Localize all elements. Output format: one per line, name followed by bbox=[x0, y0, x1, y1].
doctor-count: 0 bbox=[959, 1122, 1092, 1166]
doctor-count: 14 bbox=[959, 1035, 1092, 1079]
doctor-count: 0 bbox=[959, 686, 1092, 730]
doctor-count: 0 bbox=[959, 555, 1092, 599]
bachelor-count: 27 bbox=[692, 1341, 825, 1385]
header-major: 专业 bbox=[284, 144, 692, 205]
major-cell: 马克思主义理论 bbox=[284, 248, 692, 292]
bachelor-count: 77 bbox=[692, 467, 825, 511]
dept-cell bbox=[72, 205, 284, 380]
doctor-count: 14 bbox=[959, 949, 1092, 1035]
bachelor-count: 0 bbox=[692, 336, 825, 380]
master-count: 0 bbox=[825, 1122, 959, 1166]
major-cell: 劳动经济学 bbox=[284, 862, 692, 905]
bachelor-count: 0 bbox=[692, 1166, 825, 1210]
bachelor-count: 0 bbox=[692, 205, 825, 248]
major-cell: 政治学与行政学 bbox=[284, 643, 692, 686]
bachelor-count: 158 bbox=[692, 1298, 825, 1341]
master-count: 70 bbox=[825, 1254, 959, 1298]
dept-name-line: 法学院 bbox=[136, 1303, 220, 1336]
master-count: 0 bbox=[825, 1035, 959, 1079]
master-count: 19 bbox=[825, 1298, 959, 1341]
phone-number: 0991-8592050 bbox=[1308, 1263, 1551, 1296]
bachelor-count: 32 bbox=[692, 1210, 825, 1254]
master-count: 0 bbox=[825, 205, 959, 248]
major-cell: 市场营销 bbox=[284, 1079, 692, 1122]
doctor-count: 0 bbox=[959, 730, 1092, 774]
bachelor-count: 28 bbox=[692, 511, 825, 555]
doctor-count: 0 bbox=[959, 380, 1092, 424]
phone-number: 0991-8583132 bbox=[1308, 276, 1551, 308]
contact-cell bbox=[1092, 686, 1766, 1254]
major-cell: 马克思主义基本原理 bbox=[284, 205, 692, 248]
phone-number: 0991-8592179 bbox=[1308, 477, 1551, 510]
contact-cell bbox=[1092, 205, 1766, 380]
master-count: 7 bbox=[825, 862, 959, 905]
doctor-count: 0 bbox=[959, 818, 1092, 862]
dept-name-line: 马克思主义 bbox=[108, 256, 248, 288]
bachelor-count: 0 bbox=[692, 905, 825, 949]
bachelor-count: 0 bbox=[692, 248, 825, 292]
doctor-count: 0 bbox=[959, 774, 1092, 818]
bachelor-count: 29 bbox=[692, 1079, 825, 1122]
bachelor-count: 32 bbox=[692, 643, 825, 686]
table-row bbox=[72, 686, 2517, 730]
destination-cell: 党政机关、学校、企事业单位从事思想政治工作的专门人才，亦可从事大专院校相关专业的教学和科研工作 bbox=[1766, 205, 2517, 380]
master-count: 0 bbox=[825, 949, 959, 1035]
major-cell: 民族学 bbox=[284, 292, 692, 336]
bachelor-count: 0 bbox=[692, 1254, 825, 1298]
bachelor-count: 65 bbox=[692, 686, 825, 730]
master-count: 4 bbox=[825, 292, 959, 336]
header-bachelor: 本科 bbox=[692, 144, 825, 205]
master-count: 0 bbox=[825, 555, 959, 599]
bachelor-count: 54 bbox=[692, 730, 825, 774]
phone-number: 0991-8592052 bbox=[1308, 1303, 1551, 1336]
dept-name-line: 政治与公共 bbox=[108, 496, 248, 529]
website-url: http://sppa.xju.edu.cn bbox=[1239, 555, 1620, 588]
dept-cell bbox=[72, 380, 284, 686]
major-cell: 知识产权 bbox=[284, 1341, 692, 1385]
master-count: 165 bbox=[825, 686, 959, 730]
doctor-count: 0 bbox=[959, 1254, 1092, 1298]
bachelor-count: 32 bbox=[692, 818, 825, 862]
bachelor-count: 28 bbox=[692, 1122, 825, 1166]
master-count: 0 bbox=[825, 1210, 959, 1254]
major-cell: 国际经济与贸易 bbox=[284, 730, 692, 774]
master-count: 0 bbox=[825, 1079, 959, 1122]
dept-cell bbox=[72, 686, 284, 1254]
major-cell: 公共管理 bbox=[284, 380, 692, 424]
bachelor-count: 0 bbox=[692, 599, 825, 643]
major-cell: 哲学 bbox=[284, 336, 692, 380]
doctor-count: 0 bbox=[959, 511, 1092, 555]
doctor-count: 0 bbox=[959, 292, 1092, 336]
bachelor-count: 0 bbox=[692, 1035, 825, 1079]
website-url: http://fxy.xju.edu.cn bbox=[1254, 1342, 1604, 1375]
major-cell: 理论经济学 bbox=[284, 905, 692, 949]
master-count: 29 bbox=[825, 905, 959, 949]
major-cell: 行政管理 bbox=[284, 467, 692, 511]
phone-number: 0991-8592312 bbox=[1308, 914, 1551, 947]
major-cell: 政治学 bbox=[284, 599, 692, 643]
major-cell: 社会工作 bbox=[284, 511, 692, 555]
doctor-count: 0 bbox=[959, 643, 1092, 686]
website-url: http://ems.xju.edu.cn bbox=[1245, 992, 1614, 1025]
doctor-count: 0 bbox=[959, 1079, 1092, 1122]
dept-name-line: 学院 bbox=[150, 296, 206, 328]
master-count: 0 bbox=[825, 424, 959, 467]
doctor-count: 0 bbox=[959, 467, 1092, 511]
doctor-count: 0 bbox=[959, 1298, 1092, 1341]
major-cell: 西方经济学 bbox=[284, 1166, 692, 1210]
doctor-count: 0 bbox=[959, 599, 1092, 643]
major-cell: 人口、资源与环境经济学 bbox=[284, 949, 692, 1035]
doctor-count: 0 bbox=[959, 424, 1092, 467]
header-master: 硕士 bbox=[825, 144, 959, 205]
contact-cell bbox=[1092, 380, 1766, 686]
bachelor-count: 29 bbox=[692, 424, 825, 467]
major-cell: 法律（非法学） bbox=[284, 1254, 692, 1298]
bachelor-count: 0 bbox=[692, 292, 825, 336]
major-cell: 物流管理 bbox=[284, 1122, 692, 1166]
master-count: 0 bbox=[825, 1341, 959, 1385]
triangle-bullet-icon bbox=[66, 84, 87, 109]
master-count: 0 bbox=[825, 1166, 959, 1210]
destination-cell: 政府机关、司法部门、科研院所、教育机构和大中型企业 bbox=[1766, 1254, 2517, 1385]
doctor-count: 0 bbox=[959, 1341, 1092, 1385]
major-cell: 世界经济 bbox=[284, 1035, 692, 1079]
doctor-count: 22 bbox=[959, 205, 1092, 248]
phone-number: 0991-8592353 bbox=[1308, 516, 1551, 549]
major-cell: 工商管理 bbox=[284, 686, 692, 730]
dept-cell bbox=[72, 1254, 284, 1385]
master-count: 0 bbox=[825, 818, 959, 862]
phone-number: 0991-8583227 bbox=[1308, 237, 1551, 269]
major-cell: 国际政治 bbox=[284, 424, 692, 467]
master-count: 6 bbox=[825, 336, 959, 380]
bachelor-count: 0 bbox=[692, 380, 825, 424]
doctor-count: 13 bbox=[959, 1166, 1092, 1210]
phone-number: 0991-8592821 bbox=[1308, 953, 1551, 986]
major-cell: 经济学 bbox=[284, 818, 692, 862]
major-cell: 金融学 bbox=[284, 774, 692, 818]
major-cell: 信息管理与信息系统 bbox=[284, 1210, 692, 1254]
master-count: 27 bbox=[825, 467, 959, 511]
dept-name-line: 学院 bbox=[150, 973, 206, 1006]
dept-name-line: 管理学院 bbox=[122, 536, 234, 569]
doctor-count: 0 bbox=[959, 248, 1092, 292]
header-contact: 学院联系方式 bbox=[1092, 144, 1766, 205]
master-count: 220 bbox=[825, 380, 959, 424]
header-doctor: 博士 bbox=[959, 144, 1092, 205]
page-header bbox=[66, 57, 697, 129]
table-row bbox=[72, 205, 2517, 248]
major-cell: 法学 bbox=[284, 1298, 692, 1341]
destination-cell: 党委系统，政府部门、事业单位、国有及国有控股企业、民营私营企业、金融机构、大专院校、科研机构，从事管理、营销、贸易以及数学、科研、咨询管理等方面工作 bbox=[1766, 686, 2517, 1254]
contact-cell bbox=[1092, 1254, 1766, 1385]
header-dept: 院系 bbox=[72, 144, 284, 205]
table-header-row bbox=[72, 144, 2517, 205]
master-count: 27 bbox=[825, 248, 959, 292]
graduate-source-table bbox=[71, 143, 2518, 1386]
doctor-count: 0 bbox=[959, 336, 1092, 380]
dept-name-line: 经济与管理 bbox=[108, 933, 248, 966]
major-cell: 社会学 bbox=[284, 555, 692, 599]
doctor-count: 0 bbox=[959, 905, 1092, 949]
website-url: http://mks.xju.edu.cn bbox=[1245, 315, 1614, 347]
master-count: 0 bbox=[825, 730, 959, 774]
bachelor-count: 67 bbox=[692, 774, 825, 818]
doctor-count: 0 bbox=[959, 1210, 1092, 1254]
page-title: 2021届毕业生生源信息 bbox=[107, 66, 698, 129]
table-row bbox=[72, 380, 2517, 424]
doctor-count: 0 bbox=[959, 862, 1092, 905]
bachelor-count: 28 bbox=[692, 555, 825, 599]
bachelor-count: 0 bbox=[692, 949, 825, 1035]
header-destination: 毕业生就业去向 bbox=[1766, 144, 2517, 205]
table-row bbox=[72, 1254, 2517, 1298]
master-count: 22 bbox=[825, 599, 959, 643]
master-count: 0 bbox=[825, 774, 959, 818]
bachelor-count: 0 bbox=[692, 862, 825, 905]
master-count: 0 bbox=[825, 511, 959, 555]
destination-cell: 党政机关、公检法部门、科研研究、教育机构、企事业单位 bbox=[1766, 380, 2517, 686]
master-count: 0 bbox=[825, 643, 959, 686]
■ ■ ■
WRITTEN TASK
Starting with the first line and ending after the line containing "doctor-count: 0 bbox=[959, 555, 1092, 599]", write those lines out again, replacing "doctor-count" with "phd-count" and leaving everything else unchanged.

FINAL RESULT
Localize all elements. Output format: one per line, name followed by bbox=[x0, y0, x1, y1].
phd-count: 0 bbox=[959, 1122, 1092, 1166]
phd-count: 14 bbox=[959, 1035, 1092, 1079]
phd-count: 0 bbox=[959, 686, 1092, 730]
phd-count: 0 bbox=[959, 555, 1092, 599]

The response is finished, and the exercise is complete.